(Figure dataset records)

☆ ☆ ☆ ☆ ☆ ☆ ☆

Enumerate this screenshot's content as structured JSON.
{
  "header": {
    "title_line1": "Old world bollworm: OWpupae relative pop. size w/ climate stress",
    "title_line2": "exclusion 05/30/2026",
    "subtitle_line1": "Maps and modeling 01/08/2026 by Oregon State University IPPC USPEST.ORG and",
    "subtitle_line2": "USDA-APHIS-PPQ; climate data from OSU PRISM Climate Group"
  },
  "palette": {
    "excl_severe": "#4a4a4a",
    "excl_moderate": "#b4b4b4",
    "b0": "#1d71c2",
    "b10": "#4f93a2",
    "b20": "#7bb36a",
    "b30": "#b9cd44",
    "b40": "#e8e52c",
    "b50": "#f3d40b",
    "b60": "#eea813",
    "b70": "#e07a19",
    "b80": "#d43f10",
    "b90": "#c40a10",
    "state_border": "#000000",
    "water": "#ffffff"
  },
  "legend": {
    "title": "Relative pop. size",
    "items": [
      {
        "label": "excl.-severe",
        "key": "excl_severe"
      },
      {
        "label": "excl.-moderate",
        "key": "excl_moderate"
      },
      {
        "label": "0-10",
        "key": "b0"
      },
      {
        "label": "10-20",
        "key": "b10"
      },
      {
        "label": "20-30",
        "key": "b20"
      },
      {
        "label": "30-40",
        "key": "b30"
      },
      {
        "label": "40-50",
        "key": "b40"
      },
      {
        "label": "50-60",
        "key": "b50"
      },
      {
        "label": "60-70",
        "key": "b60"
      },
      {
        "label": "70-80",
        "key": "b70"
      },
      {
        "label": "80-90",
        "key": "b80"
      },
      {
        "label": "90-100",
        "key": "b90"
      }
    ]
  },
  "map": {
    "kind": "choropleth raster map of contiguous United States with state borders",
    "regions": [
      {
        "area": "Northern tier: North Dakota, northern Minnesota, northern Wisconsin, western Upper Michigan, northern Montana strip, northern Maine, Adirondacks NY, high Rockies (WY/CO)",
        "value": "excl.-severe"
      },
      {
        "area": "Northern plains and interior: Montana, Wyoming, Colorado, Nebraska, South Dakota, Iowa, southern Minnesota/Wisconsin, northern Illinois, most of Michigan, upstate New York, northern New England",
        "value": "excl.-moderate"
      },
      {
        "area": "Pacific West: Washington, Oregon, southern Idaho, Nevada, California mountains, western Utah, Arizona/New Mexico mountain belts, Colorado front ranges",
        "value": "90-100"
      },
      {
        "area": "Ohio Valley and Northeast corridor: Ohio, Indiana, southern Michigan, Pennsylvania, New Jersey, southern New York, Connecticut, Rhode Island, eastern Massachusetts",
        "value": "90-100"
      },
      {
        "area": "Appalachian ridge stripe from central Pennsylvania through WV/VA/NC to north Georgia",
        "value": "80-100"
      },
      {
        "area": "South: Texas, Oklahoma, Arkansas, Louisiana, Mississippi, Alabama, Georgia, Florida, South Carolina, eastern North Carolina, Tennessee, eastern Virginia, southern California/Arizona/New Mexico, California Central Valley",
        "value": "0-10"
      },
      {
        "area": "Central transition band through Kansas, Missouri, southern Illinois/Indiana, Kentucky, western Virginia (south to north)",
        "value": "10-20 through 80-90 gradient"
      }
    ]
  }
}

☆ ☆ ☆ ☆ ☆ ☆ ☆

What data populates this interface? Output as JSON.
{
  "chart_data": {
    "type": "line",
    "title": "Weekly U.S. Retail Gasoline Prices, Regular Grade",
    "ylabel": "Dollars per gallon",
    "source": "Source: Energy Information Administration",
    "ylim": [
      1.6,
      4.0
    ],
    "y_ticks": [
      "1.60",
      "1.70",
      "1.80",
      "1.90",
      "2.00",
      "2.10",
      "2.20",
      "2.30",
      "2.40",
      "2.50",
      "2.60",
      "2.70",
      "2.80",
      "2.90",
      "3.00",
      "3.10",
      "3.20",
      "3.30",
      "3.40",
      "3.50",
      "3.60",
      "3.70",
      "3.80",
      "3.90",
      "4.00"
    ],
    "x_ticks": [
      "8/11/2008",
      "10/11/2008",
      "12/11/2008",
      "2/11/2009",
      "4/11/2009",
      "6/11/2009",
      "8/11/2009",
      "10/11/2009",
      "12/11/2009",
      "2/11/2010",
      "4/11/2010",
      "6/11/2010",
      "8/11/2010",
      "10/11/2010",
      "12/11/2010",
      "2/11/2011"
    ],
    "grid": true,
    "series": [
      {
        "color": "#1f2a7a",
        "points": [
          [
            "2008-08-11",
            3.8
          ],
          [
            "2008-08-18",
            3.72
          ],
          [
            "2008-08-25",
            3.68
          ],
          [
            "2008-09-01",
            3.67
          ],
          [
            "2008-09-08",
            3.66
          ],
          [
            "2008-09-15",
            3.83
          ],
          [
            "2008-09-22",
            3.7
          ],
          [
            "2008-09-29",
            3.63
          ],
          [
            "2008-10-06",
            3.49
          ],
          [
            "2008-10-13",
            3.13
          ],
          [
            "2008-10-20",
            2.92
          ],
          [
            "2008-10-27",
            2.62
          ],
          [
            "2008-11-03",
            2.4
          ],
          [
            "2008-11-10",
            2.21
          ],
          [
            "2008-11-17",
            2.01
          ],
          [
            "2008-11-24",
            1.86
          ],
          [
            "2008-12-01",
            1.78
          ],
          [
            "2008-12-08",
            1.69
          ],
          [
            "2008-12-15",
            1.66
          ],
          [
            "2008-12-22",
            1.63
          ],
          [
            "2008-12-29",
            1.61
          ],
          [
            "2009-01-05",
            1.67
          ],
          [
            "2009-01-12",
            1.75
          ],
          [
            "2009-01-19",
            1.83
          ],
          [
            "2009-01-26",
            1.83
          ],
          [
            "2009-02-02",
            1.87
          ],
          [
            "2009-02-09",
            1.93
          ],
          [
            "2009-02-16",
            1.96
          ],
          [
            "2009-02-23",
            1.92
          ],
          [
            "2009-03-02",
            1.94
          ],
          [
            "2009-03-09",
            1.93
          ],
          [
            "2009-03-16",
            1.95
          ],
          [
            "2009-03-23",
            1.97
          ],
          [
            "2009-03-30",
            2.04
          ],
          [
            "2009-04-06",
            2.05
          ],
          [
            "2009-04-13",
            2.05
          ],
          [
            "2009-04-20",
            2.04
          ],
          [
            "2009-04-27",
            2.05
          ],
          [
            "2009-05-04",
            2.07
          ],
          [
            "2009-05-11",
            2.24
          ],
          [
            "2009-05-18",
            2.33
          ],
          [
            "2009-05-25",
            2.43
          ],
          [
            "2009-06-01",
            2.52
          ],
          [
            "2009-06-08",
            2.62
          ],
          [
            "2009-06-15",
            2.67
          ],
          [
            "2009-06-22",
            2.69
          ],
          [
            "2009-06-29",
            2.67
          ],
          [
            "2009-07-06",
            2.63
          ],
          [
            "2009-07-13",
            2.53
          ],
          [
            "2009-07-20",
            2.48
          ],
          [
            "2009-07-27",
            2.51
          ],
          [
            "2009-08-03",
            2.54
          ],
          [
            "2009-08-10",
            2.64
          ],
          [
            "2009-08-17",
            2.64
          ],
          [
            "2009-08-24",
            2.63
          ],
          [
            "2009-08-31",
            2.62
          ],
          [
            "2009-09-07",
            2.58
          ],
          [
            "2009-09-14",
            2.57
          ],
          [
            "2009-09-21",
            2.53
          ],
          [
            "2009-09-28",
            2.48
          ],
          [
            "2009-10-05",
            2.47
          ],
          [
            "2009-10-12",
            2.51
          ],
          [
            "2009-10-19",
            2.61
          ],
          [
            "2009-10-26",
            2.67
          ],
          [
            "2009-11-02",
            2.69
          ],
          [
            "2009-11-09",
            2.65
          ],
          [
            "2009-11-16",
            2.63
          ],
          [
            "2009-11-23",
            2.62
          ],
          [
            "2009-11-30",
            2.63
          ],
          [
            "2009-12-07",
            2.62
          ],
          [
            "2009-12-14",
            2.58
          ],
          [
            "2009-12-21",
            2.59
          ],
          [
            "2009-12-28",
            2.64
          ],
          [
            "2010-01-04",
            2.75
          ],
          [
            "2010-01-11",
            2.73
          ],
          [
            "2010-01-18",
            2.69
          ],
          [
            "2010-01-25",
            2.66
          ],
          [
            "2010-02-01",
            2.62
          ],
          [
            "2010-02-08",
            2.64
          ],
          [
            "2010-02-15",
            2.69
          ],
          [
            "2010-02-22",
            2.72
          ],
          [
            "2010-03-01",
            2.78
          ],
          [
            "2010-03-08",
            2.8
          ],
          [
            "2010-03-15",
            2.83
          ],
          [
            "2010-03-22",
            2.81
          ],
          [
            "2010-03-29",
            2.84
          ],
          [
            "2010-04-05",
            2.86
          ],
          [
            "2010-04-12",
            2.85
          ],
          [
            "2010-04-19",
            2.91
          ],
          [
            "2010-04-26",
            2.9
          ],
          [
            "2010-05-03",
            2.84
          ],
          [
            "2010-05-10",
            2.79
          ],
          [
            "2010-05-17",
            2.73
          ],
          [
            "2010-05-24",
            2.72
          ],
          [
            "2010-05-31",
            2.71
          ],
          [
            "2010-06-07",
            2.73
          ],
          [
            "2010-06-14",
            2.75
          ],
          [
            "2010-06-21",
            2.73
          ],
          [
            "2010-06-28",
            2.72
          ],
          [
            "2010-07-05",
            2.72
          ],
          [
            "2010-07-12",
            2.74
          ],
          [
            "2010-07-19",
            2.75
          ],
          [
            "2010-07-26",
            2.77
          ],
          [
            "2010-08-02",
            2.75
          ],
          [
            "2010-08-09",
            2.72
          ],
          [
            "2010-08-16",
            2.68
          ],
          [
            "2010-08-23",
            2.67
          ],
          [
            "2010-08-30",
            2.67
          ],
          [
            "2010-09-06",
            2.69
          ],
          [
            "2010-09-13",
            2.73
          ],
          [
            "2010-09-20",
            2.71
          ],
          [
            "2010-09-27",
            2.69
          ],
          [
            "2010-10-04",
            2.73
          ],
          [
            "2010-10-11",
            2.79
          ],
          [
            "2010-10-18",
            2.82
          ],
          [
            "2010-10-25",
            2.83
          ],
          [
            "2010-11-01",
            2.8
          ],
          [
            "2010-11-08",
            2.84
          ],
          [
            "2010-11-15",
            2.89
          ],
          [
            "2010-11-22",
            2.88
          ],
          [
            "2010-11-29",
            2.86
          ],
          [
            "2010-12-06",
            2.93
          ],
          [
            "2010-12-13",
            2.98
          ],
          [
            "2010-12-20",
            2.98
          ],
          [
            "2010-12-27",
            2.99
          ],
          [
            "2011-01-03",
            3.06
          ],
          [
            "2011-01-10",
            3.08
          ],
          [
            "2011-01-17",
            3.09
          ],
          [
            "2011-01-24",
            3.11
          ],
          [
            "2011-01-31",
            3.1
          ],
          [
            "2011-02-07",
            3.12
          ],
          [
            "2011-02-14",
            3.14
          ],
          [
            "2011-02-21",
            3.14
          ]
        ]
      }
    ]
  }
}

☆ ☆ ☆ ☆ ☆ ☆ ☆

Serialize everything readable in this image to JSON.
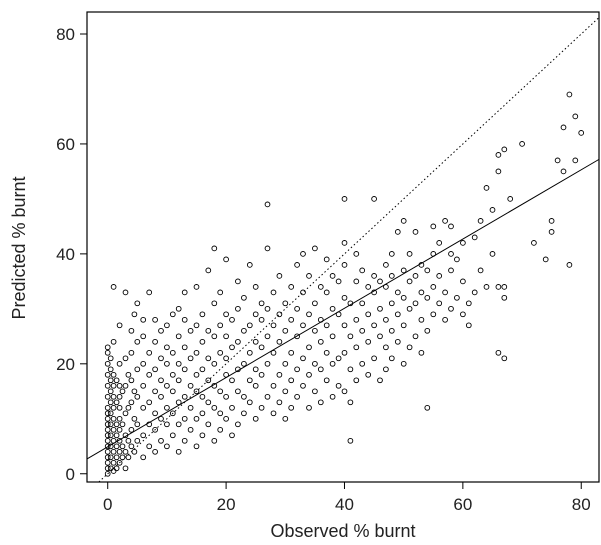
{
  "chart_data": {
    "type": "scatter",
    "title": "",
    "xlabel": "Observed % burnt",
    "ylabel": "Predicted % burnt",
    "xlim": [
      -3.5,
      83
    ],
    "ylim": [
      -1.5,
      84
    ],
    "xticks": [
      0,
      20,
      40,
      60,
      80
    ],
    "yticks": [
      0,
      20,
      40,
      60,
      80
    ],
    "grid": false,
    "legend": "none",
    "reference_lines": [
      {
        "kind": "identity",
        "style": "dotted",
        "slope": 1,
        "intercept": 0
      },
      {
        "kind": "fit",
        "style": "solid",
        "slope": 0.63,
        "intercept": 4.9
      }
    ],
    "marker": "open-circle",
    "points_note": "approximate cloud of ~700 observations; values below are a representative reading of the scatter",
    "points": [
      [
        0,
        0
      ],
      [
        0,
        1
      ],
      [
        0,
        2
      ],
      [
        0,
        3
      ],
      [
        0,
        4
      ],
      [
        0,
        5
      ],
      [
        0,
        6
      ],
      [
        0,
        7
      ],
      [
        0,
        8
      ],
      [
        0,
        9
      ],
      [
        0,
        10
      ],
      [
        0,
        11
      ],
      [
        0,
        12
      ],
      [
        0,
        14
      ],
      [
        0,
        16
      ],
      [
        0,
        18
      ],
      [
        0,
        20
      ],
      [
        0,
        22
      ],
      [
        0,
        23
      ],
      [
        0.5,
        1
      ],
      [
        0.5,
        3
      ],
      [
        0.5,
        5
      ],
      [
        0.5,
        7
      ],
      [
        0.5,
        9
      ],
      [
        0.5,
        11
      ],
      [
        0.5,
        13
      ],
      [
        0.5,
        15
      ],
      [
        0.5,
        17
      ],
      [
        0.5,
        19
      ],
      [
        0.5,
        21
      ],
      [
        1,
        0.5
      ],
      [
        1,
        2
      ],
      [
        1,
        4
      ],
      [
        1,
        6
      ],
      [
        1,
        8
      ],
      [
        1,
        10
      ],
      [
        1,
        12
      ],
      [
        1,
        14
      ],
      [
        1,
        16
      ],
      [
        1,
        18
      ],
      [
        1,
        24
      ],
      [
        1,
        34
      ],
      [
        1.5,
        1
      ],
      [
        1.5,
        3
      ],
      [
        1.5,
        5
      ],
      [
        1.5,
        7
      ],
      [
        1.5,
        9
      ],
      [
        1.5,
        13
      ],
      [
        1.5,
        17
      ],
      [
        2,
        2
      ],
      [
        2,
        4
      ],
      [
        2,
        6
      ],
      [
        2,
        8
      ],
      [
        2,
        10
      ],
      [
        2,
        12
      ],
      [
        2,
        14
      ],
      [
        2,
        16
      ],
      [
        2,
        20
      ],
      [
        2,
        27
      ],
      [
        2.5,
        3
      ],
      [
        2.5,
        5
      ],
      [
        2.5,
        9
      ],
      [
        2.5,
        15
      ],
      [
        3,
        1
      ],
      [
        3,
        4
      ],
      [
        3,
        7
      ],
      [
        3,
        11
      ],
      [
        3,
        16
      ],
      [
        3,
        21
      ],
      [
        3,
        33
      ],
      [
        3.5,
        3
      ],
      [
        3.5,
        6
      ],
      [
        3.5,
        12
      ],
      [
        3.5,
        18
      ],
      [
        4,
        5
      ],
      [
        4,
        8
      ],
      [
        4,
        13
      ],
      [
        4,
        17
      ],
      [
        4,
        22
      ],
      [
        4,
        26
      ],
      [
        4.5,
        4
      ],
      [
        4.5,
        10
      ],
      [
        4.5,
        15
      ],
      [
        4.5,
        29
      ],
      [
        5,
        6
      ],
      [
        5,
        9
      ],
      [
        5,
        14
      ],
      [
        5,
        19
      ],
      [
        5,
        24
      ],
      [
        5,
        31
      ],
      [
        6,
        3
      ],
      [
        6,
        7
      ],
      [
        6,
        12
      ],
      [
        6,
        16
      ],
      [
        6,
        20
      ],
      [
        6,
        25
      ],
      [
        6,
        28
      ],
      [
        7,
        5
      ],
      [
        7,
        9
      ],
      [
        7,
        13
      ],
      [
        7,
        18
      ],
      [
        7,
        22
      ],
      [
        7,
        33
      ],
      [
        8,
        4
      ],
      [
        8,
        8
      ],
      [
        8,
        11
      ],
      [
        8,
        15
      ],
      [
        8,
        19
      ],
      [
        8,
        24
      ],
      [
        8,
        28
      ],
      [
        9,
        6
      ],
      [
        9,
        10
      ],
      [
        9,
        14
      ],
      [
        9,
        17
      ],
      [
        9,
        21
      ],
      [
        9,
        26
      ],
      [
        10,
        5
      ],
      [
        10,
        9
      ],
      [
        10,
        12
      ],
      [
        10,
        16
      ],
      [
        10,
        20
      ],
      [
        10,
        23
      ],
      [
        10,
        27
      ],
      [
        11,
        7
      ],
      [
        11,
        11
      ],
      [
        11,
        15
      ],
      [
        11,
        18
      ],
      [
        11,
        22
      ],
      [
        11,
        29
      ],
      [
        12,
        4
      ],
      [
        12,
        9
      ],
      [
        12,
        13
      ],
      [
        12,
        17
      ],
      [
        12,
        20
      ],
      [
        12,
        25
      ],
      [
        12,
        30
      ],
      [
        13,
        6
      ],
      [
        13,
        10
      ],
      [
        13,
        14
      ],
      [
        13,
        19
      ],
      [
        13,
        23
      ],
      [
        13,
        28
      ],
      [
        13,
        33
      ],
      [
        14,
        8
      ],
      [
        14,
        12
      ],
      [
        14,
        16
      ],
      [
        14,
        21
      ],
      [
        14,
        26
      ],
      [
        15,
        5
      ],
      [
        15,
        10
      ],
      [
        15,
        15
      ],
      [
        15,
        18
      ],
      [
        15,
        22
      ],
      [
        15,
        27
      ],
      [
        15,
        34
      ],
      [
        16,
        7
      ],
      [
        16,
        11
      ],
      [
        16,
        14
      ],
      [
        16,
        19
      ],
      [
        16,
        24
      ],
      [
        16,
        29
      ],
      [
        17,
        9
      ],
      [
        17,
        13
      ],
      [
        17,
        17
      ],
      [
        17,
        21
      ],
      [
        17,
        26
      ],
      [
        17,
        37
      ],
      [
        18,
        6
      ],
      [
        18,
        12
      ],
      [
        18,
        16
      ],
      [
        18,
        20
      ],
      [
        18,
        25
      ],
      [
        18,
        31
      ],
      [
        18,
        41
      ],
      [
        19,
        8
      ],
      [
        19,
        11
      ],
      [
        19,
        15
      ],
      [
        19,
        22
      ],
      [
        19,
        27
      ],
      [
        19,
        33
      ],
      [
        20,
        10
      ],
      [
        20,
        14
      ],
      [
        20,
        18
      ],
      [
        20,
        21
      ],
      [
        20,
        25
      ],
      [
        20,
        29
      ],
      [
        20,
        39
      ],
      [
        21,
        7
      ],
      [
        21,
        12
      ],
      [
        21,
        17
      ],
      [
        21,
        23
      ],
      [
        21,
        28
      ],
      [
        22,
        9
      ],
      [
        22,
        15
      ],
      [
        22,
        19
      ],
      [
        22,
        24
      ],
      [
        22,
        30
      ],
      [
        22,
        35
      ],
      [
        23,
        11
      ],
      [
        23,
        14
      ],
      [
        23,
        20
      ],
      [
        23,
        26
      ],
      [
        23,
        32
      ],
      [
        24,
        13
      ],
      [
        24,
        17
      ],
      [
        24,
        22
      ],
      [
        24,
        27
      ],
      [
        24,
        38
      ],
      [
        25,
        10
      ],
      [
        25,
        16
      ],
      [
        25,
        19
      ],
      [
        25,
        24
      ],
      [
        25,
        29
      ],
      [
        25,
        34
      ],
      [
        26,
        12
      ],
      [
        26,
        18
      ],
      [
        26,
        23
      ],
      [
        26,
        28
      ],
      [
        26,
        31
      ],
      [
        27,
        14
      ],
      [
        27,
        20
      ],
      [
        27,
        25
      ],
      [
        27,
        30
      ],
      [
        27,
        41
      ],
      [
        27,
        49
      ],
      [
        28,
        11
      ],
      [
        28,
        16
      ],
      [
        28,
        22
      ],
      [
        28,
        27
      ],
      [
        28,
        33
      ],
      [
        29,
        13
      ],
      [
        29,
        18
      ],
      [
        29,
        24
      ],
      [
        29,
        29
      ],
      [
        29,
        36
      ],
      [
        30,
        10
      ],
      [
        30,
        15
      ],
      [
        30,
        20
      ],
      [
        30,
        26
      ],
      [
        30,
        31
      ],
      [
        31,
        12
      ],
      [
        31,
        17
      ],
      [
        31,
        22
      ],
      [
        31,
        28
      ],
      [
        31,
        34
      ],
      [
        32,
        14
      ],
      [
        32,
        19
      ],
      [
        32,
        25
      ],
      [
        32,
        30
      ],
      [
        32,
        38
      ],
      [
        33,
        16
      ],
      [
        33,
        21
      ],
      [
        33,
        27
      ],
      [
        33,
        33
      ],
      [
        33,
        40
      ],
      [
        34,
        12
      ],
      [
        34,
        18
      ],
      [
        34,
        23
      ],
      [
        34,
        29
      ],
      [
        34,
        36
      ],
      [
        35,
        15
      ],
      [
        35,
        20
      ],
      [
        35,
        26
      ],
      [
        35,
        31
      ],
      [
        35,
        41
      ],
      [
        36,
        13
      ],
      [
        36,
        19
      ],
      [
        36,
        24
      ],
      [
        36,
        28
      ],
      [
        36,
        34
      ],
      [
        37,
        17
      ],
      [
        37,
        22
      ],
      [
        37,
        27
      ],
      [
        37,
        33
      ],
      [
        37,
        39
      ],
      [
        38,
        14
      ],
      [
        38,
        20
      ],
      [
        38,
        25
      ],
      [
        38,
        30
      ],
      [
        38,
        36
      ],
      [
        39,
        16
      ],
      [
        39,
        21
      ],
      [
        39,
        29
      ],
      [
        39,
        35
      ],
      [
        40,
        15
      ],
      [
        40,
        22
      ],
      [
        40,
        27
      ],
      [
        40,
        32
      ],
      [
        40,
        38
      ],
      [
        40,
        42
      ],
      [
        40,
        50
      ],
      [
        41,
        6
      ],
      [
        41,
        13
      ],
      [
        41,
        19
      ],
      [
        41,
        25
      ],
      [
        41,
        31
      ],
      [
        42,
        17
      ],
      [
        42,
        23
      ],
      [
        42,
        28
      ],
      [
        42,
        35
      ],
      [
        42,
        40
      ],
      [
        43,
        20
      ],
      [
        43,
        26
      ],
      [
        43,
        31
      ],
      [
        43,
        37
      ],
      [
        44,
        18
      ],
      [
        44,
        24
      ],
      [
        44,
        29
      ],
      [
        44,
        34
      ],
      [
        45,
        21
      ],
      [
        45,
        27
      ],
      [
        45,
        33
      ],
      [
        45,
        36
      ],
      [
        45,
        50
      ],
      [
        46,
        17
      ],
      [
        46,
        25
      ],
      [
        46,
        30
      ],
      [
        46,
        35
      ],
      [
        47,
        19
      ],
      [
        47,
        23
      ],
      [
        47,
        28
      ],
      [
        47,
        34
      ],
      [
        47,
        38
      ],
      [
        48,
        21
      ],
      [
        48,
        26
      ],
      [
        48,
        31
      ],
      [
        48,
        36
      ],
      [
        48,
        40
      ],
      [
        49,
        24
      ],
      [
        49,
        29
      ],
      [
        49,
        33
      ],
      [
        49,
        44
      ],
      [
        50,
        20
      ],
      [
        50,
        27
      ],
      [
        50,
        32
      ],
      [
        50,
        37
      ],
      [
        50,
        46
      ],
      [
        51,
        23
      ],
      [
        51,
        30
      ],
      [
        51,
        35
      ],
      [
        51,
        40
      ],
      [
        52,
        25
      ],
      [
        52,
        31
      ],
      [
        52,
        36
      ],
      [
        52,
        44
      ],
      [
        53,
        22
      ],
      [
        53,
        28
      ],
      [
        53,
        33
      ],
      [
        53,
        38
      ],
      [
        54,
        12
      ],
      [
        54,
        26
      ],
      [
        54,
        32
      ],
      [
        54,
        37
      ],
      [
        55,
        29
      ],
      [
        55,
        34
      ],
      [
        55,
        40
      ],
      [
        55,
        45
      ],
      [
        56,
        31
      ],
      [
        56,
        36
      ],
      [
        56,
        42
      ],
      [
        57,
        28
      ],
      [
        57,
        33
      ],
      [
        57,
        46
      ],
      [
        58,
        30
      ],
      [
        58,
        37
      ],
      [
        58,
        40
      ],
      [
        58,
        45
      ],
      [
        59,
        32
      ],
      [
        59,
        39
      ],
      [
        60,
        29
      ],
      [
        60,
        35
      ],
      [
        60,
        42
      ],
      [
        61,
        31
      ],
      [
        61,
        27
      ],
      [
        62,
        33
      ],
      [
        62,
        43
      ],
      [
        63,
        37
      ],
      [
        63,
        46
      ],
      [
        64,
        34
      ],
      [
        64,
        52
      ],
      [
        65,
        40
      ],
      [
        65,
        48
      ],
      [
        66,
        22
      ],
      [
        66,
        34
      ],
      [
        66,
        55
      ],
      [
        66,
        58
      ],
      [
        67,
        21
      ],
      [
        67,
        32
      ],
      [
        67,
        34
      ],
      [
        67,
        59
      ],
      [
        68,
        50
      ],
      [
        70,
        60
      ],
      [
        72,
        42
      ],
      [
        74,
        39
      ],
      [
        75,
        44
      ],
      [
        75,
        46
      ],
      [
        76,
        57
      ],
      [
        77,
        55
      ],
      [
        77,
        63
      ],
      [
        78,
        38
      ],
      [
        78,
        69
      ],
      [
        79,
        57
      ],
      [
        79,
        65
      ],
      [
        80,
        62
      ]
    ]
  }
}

☆ ☆ ☆ ☆ ☆ ☆ ☆

◆ **WHAT THE TASK REQUIRES**
List all lines in the material containing the string "northern".

◆ **ANSWER TO THIS EXERCISE**
        "area": "Northern tier: North Dakota, northern Minnesota, northern Wisconsin, western Upper Michigan, northern Montana strip, northern Maine, Adirondacks NY, high Rockies (WY/CO)",
        "area": "Northern plains and interior: Montana, Wyoming, Colorado, Nebraska, South Dakota, Iowa, southern Minnesota/Wisconsin, northern Illinois, most of Michigan, upstate New York, northern New England",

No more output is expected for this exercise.